Written request: Below are records. Copy every line with "title" in it.

Given data:
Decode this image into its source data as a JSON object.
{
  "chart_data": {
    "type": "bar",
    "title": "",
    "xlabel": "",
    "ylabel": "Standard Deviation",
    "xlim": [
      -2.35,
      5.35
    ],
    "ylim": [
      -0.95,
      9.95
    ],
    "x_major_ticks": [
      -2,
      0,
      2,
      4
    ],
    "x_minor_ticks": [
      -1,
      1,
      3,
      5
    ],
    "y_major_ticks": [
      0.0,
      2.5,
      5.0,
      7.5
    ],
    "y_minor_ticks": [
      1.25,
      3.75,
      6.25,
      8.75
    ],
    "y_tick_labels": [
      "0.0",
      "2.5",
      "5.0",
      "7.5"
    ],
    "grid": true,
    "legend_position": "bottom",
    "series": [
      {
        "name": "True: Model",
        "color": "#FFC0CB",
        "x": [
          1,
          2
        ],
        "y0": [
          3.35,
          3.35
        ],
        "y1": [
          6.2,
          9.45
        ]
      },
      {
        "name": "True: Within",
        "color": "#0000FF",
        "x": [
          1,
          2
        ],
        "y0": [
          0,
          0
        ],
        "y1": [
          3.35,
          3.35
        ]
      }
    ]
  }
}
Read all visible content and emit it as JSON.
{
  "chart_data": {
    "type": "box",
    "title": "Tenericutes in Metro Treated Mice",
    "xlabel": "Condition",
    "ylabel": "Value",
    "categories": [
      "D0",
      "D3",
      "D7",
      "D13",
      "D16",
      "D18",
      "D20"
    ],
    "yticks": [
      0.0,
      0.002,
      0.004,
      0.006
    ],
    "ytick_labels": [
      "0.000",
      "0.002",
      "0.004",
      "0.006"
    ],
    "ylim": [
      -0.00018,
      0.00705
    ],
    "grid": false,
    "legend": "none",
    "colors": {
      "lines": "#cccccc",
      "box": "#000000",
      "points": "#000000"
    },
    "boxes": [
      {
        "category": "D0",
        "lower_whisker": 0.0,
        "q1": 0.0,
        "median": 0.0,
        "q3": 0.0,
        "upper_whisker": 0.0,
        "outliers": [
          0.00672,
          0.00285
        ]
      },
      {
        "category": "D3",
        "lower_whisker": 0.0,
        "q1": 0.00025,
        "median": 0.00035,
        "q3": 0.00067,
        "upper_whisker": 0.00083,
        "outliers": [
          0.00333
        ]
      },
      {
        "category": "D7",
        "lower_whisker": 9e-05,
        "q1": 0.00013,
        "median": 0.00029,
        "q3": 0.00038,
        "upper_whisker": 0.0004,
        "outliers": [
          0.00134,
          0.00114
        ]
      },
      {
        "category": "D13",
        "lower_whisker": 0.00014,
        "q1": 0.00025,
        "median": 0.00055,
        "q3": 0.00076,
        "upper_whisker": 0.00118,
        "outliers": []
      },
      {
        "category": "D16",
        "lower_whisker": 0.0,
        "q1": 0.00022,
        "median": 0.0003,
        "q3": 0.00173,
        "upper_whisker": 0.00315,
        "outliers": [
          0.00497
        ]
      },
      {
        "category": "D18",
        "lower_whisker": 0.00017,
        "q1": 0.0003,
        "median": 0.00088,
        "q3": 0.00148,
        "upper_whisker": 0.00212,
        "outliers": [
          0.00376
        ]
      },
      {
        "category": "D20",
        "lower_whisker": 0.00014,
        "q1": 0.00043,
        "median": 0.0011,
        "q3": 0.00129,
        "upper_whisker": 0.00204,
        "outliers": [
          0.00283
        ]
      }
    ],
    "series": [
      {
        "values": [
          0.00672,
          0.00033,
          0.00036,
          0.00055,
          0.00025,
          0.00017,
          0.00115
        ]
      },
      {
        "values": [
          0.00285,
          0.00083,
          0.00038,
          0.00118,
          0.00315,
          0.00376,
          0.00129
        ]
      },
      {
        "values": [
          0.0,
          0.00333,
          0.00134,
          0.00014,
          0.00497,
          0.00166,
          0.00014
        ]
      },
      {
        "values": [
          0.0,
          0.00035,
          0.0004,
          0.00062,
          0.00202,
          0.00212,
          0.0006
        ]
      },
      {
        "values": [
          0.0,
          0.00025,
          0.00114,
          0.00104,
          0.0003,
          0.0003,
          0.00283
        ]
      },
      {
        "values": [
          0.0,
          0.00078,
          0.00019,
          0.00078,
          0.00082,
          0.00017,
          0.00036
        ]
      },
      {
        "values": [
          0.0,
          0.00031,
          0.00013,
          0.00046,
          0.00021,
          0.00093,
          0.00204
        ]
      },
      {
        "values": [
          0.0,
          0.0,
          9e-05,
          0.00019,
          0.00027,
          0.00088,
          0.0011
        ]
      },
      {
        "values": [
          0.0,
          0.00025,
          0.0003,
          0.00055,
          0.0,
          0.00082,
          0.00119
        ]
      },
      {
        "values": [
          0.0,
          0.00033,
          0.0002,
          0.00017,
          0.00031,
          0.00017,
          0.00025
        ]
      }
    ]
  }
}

Exercise solution:
    "title": "",
    "title": "Tenericutes in Metro Treated Mice",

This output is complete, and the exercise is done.